Short task:
Write out the entire listing below exactly, with the pictures left out.

The input:
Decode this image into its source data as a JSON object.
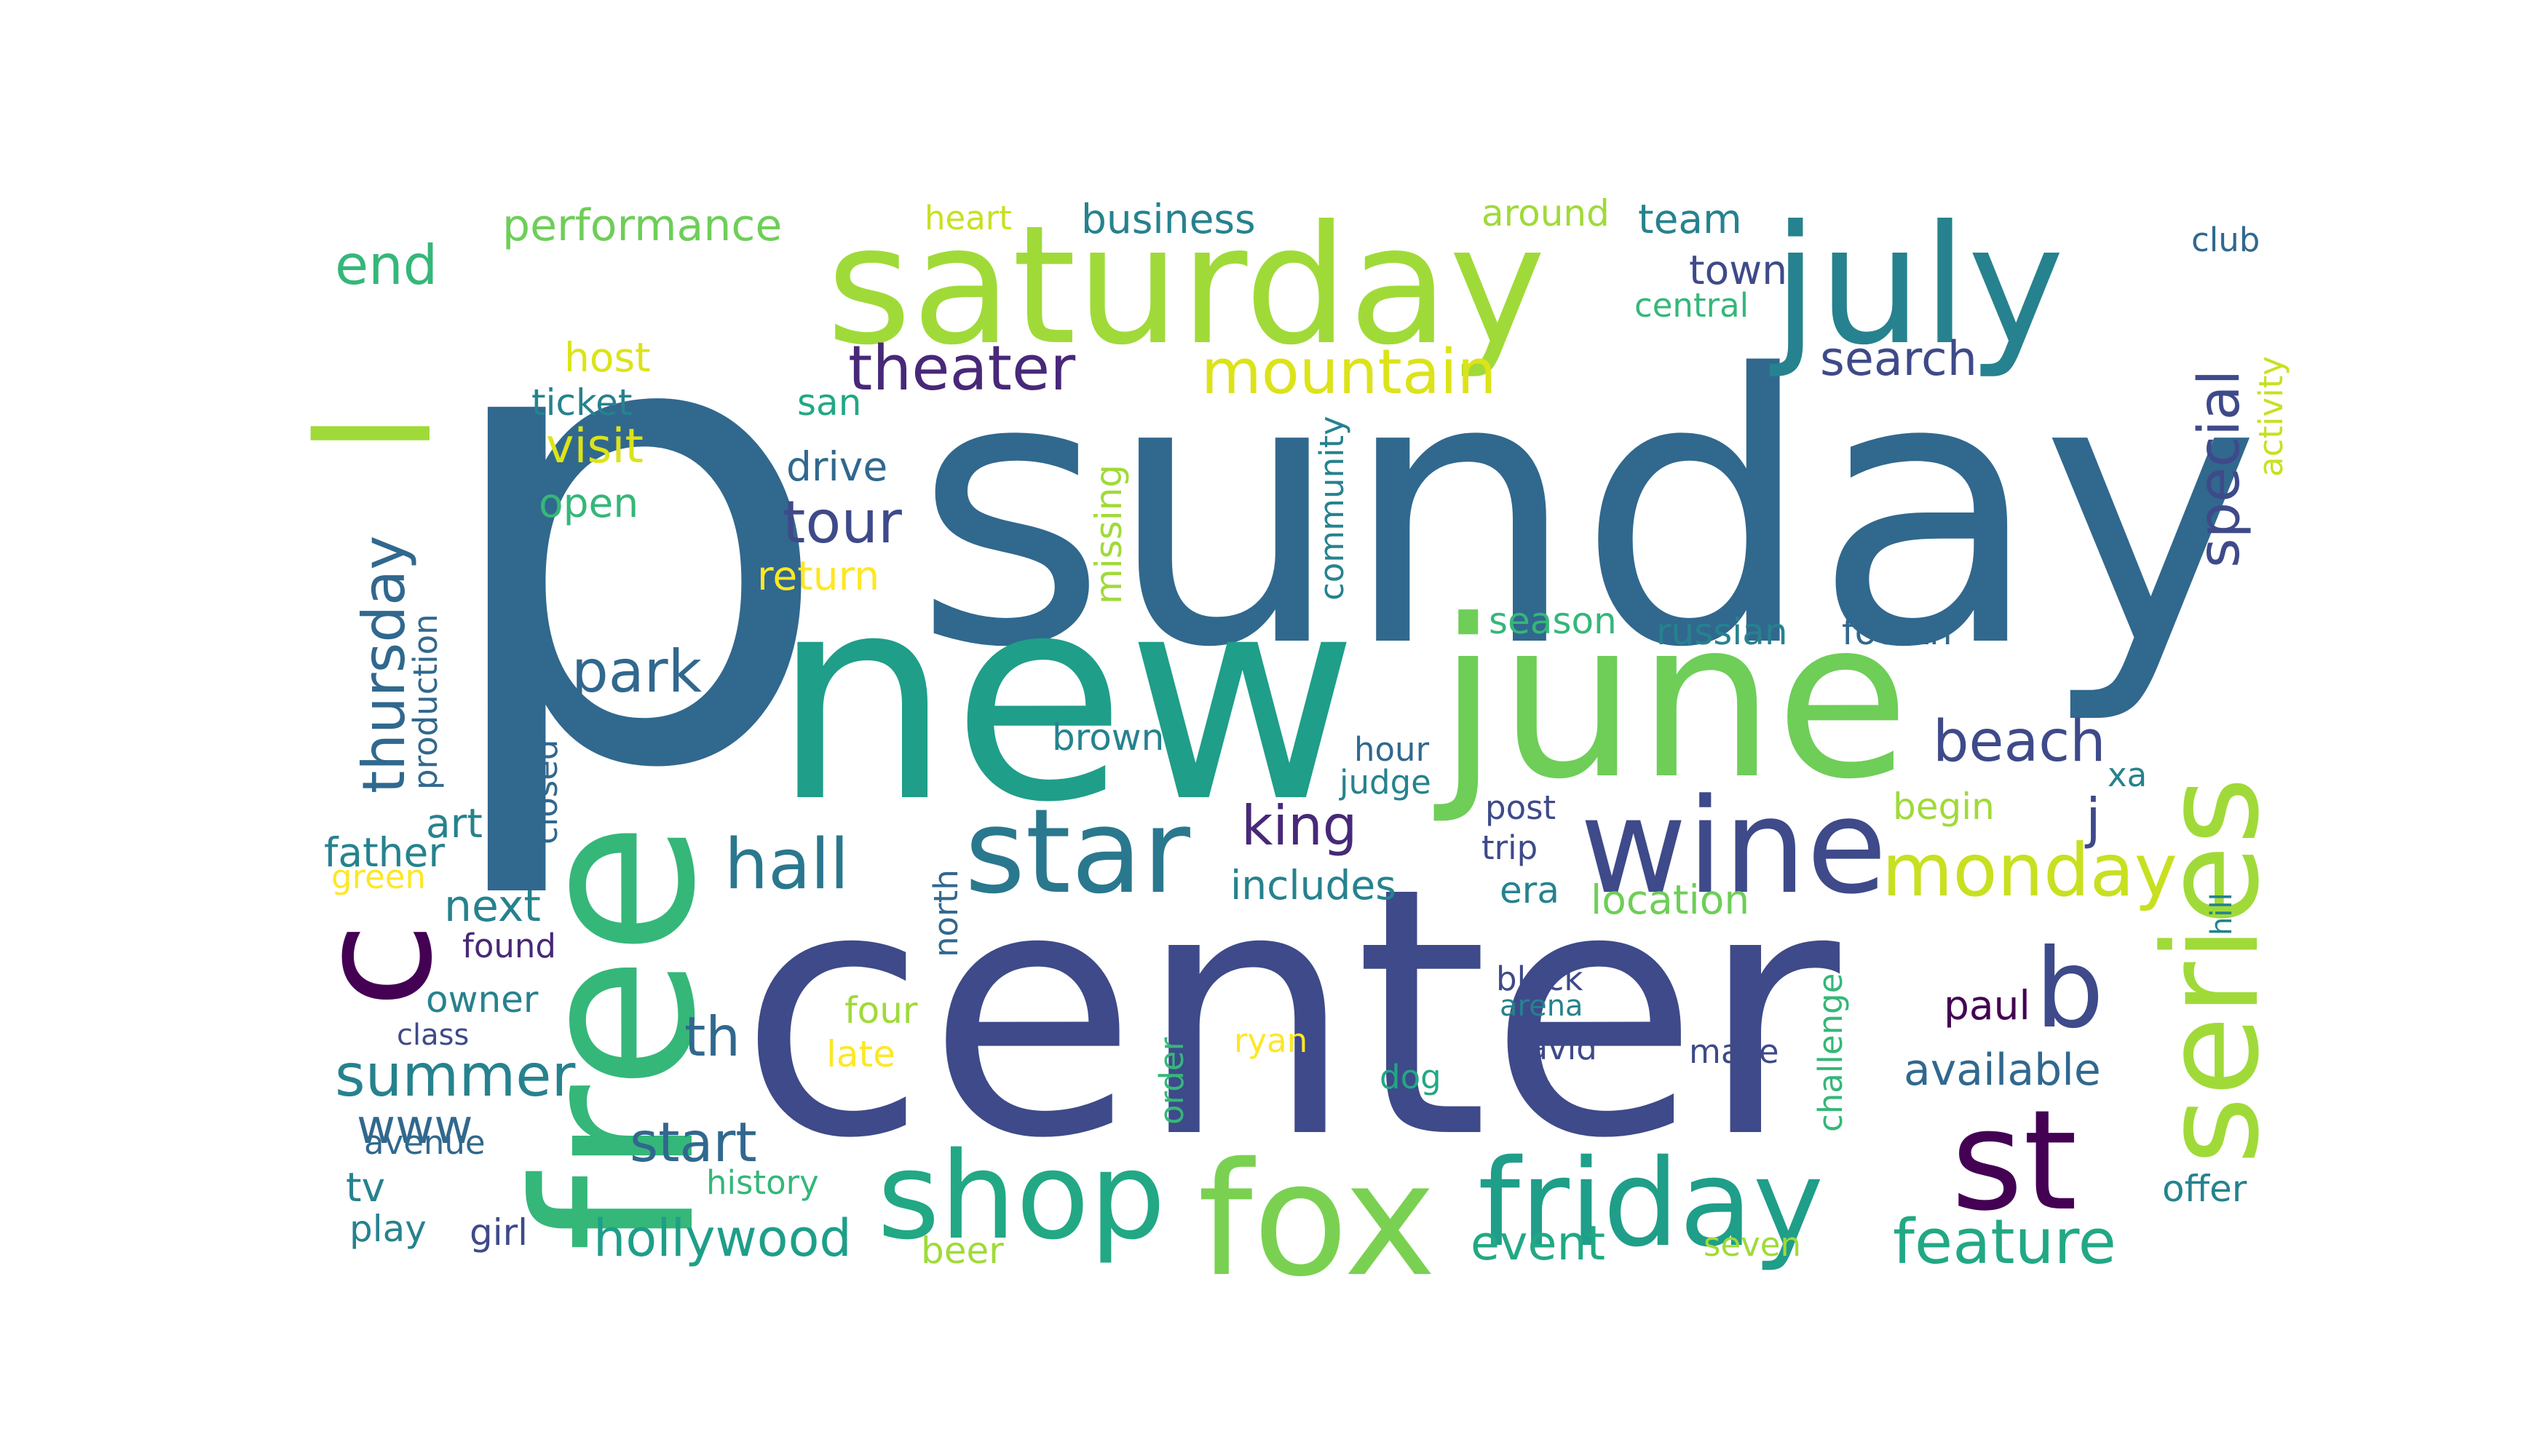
{
  "palette": {
    "background": "#ffffff",
    "dark_purple": "#440154",
    "indigo": "#3e4a89",
    "blue": "#31688e",
    "teal": "#26828e",
    "sea": "#1f9e89",
    "green": "#35b779",
    "lime": "#6ece58",
    "yellow_green": "#b5de2b",
    "yellow": "#dce319"
  },
  "words": [
    {
      "text": "p",
      "color": "#31688e"
    },
    {
      "text": "sunday",
      "color": "#31688e"
    },
    {
      "text": "center",
      "color": "#3e4a89"
    },
    {
      "text": "new",
      "color": "#1f9e89"
    },
    {
      "text": "june",
      "color": "#6ece58"
    },
    {
      "text": "free",
      "color": "#35b779"
    },
    {
      "text": "saturday",
      "color": "#a0da39"
    },
    {
      "text": "july",
      "color": "#26828e"
    },
    {
      "text": "series",
      "color": "#a0da39"
    },
    {
      "text": "fox",
      "color": "#7ad151"
    },
    {
      "text": "shop",
      "color": "#22a884"
    },
    {
      "text": "friday",
      "color": "#1f9e89"
    },
    {
      "text": "st",
      "color": "#440154"
    },
    {
      "text": "wine",
      "color": "#3e4a89"
    },
    {
      "text": "star",
      "color": "#2a788e"
    },
    {
      "text": "l",
      "color": "#a0da39"
    },
    {
      "text": "c",
      "color": "#440154"
    },
    {
      "text": "b",
      "color": "#3e4a89"
    },
    {
      "text": "monday",
      "color": "#c8e020"
    },
    {
      "text": "hall",
      "color": "#2a788e"
    },
    {
      "text": "theater",
      "color": "#482878"
    },
    {
      "text": "mountain",
      "color": "#dce319"
    },
    {
      "text": "special",
      "color": "#3e4a89"
    },
    {
      "text": "beach",
      "color": "#3e4a89"
    },
    {
      "text": "feature",
      "color": "#22a884"
    },
    {
      "text": "tour",
      "color": "#3e4a89"
    },
    {
      "text": "park",
      "color": "#31688e"
    },
    {
      "text": "king",
      "color": "#482878"
    },
    {
      "text": "thursday",
      "color": "#31688e"
    },
    {
      "text": "end",
      "color": "#35b779"
    },
    {
      "text": "performance",
      "color": "#6ece58"
    },
    {
      "text": "summer",
      "color": "#26828e"
    },
    {
      "text": "hollywood",
      "color": "#1f9e89"
    },
    {
      "text": "start",
      "color": "#31688e"
    },
    {
      "text": "event",
      "color": "#22a884"
    },
    {
      "text": "available",
      "color": "#31688e"
    },
    {
      "text": "th",
      "color": "#31688e"
    },
    {
      "text": "j",
      "color": "#3e4a89"
    },
    {
      "text": "visit",
      "color": "#dce319"
    },
    {
      "text": "search",
      "color": "#3e4a89"
    },
    {
      "text": "business",
      "color": "#26828e"
    },
    {
      "text": "team",
      "color": "#26828e"
    },
    {
      "text": "town",
      "color": "#3e4a89"
    },
    {
      "text": "next",
      "color": "#26828e"
    },
    {
      "text": "www",
      "color": "#31688e"
    },
    {
      "text": "art",
      "color": "#26828e"
    },
    {
      "text": "father",
      "color": "#26828e"
    },
    {
      "text": "host",
      "color": "#dce319"
    },
    {
      "text": "ticket",
      "color": "#26828e"
    },
    {
      "text": "san",
      "color": "#22a884"
    },
    {
      "text": "drive",
      "color": "#31688e"
    },
    {
      "text": "open",
      "color": "#35b779"
    },
    {
      "text": "return",
      "color": "#fde725"
    },
    {
      "text": "season",
      "color": "#35b779"
    },
    {
      "text": "russian",
      "color": "#26828e"
    },
    {
      "text": "fourth",
      "color": "#31688e"
    },
    {
      "text": "brown",
      "color": "#26828e"
    },
    {
      "text": "hour",
      "color": "#31688e"
    },
    {
      "text": "judge",
      "color": "#26828e"
    },
    {
      "text": "includes",
      "color": "#26828e"
    },
    {
      "text": "location",
      "color": "#6ece58"
    },
    {
      "text": "begin",
      "color": "#a0da39"
    },
    {
      "text": "post",
      "color": "#3e4a89"
    },
    {
      "text": "trip",
      "color": "#3e4a89"
    },
    {
      "text": "era",
      "color": "#26828e"
    },
    {
      "text": "xa",
      "color": "#26828e"
    },
    {
      "text": "heart",
      "color": "#c8e020"
    },
    {
      "text": "around",
      "color": "#a0da39"
    },
    {
      "text": "central",
      "color": "#35b779"
    },
    {
      "text": "club",
      "color": "#31688e"
    },
    {
      "text": "activity",
      "color": "#c8e020"
    },
    {
      "text": "community",
      "color": "#26828e"
    },
    {
      "text": "missing",
      "color": "#a0da39"
    },
    {
      "text": "production",
      "color": "#31688e"
    },
    {
      "text": "closed",
      "color": "#31688e"
    },
    {
      "text": "green",
      "color": "#fde725"
    },
    {
      "text": "found",
      "color": "#482878"
    },
    {
      "text": "owner",
      "color": "#26828e"
    },
    {
      "text": "class",
      "color": "#3e4a89"
    },
    {
      "text": "avenue",
      "color": "#31688e"
    },
    {
      "text": "tv",
      "color": "#26828e"
    },
    {
      "text": "play",
      "color": "#26828e"
    },
    {
      "text": "girl",
      "color": "#3e4a89"
    },
    {
      "text": "history",
      "color": "#35b779"
    },
    {
      "text": "beer",
      "color": "#a0da39"
    },
    {
      "text": "four",
      "color": "#a0da39"
    },
    {
      "text": "late",
      "color": "#fde725"
    },
    {
      "text": "north",
      "color": "#31688e"
    },
    {
      "text": "order",
      "color": "#35b779"
    },
    {
      "text": "ryan",
      "color": "#fde725"
    },
    {
      "text": "dog",
      "color": "#22a884"
    },
    {
      "text": "black",
      "color": "#3e4a89"
    },
    {
      "text": "arena",
      "color": "#26828e"
    },
    {
      "text": "david",
      "color": "#3e4a89"
    },
    {
      "text": "make",
      "color": "#3e4a89"
    },
    {
      "text": "challenge",
      "color": "#35b779"
    },
    {
      "text": "paul",
      "color": "#440154"
    },
    {
      "text": "hill",
      "color": "#26828e"
    },
    {
      "text": "offer",
      "color": "#26828e"
    },
    {
      "text": "seven",
      "color": "#a0da39"
    }
  ]
}
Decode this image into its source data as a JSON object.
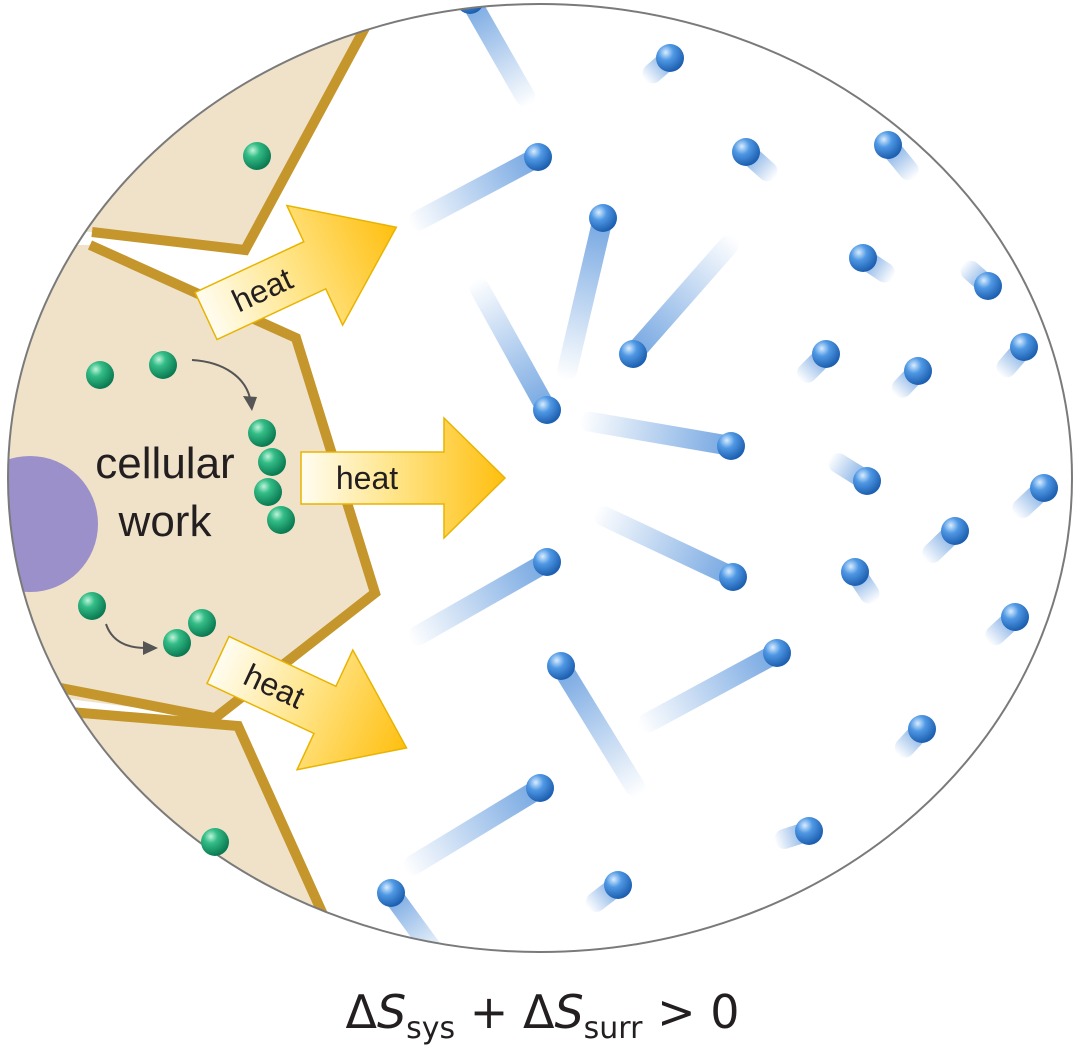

Task solution:
Decode this image into its source data as a JSON object.
{
  "palette": {
    "background": "#ffffff",
    "dark_purple": "#440154",
    "indigo": "#3e4a89",
    "blue": "#31688e",
    "teal": "#26828e",
    "sea": "#1f9e89",
    "green": "#35b779",
    "lime": "#6ece58",
    "yellow_green": "#b5de2b",
    "yellow": "#dce319"
  },
  "words": [
    {
      "text": "p",
      "color": "#31688e"
    },
    {
      "text": "sunday",
      "color": "#31688e"
    },
    {
      "text": "center",
      "color": "#3e4a89"
    },
    {
      "text": "new",
      "color": "#1f9e89"
    },
    {
      "text": "june",
      "color": "#6ece58"
    },
    {
      "text": "free",
      "color": "#35b779"
    },
    {
      "text": "saturday",
      "color": "#a0da39"
    },
    {
      "text": "july",
      "color": "#26828e"
    },
    {
      "text": "series",
      "color": "#a0da39"
    },
    {
      "text": "fox",
      "color": "#7ad151"
    },
    {
      "text": "shop",
      "color": "#22a884"
    },
    {
      "text": "friday",
      "color": "#1f9e89"
    },
    {
      "text": "st",
      "color": "#440154"
    },
    {
      "text": "wine",
      "color": "#3e4a89"
    },
    {
      "text": "star",
      "color": "#2a788e"
    },
    {
      "text": "l",
      "color": "#a0da39"
    },
    {
      "text": "c",
      "color": "#440154"
    },
    {
      "text": "b",
      "color": "#3e4a89"
    },
    {
      "text": "monday",
      "color": "#c8e020"
    },
    {
      "text": "hall",
      "color": "#2a788e"
    },
    {
      "text": "theater",
      "color": "#482878"
    },
    {
      "text": "mountain",
      "color": "#dce319"
    },
    {
      "text": "special",
      "color": "#3e4a89"
    },
    {
      "text": "beach",
      "color": "#3e4a89"
    },
    {
      "text": "feature",
      "color": "#22a884"
    },
    {
      "text": "tour",
      "color": "#3e4a89"
    },
    {
      "text": "park",
      "color": "#31688e"
    },
    {
      "text": "king",
      "color": "#482878"
    },
    {
      "text": "thursday",
      "color": "#31688e"
    },
    {
      "text": "end",
      "color": "#35b779"
    },
    {
      "text": "performance",
      "color": "#6ece58"
    },
    {
      "text": "summer",
      "color": "#26828e"
    },
    {
      "text": "hollywood",
      "color": "#1f9e89"
    },
    {
      "text": "start",
      "color": "#31688e"
    },
    {
      "text": "event",
      "color": "#22a884"
    },
    {
      "text": "available",
      "color": "#31688e"
    },
    {
      "text": "th",
      "color": "#31688e"
    },
    {
      "text": "j",
      "color": "#3e4a89"
    },
    {
      "text": "visit",
      "color": "#dce319"
    },
    {
      "text": "search",
      "color": "#3e4a89"
    },
    {
      "text": "business",
      "color": "#26828e"
    },
    {
      "text": "team",
      "color": "#26828e"
    },
    {
      "text": "town",
      "color": "#3e4a89"
    },
    {
      "text": "next",
      "color": "#26828e"
    },
    {
      "text": "www",
      "color": "#31688e"
    },
    {
      "text": "art",
      "color": "#26828e"
    },
    {
      "text": "father",
      "color": "#26828e"
    },
    {
      "text": "host",
      "color": "#dce319"
    },
    {
      "text": "ticket",
      "color": "#26828e"
    },
    {
      "text": "san",
      "color": "#22a884"
    },
    {
      "text": "drive",
      "color": "#31688e"
    },
    {
      "text": "open",
      "color": "#35b779"
    },
    {
      "text": "return",
      "color": "#fde725"
    },
    {
      "text": "season",
      "color": "#35b779"
    },
    {
      "text": "russian",
      "color": "#26828e"
    },
    {
      "text": "fourth",
      "color": "#31688e"
    },
    {
      "text": "brown",
      "color": "#26828e"
    },
    {
      "text": "hour",
      "color": "#31688e"
    },
    {
      "text": "judge",
      "color": "#26828e"
    },
    {
      "text": "includes",
      "color": "#26828e"
    },
    {
      "text": "location",
      "color": "#6ece58"
    },
    {
      "text": "begin",
      "color": "#a0da39"
    },
    {
      "text": "post",
      "color": "#3e4a89"
    },
    {
      "text": "trip",
      "color": "#3e4a89"
    },
    {
      "text": "era",
      "color": "#26828e"
    },
    {
      "text": "xa",
      "color": "#26828e"
    },
    {
      "text": "heart",
      "color": "#c8e020"
    },
    {
      "text": "around",
      "color": "#a0da39"
    },
    {
      "text": "central",
      "color": "#35b779"
    },
    {
      "text": "club",
      "color": "#31688e"
    },
    {
      "text": "activity",
      "color": "#c8e020"
    },
    {
      "text": "community",
      "color": "#26828e"
    },
    {
      "text": "missing",
      "color": "#a0da39"
    },
    {
      "text": "production",
      "color": "#31688e"
    },
    {
      "text": "closed",
      "color": "#31688e"
    },
    {
      "text": "green",
      "color": "#fde725"
    },
    {
      "text": "found",
      "color": "#482878"
    },
    {
      "text": "owner",
      "color": "#26828e"
    },
    {
      "text": "class",
      "color": "#3e4a89"
    },
    {
      "text": "avenue",
      "color": "#31688e"
    },
    {
      "text": "tv",
      "color": "#26828e"
    },
    {
      "text": "play",
      "color": "#26828e"
    },
    {
      "text": "girl",
      "color": "#3e4a89"
    },
    {
      "text": "history",
      "color": "#35b779"
    },
    {
      "text": "beer",
      "color": "#a0da39"
    },
    {
      "text": "four",
      "color": "#a0da39"
    },
    {
      "text": "late",
      "color": "#fde725"
    },
    {
      "text": "north",
      "color": "#31688e"
    },
    {
      "text": "order",
      "color": "#35b779"
    },
    {
      "text": "ryan",
      "color": "#fde725"
    },
    {
      "text": "dog",
      "color": "#22a884"
    },
    {
      "text": "black",
      "color": "#3e4a89"
    },
    {
      "text": "arena",
      "color": "#26828e"
    },
    {
      "text": "david",
      "color": "#3e4a89"
    },
    {
      "text": "make",
      "color": "#3e4a89"
    },
    {
      "text": "challenge",
      "color": "#35b779"
    },
    {
      "text": "paul",
      "color": "#440154"
    },
    {
      "text": "hill",
      "color": "#26828e"
    },
    {
      "text": "offer",
      "color": "#26828e"
    },
    {
      "text": "seven",
      "color": "#a0da39"
    }
  ]
}
Decode this image into its source data as a JSON object.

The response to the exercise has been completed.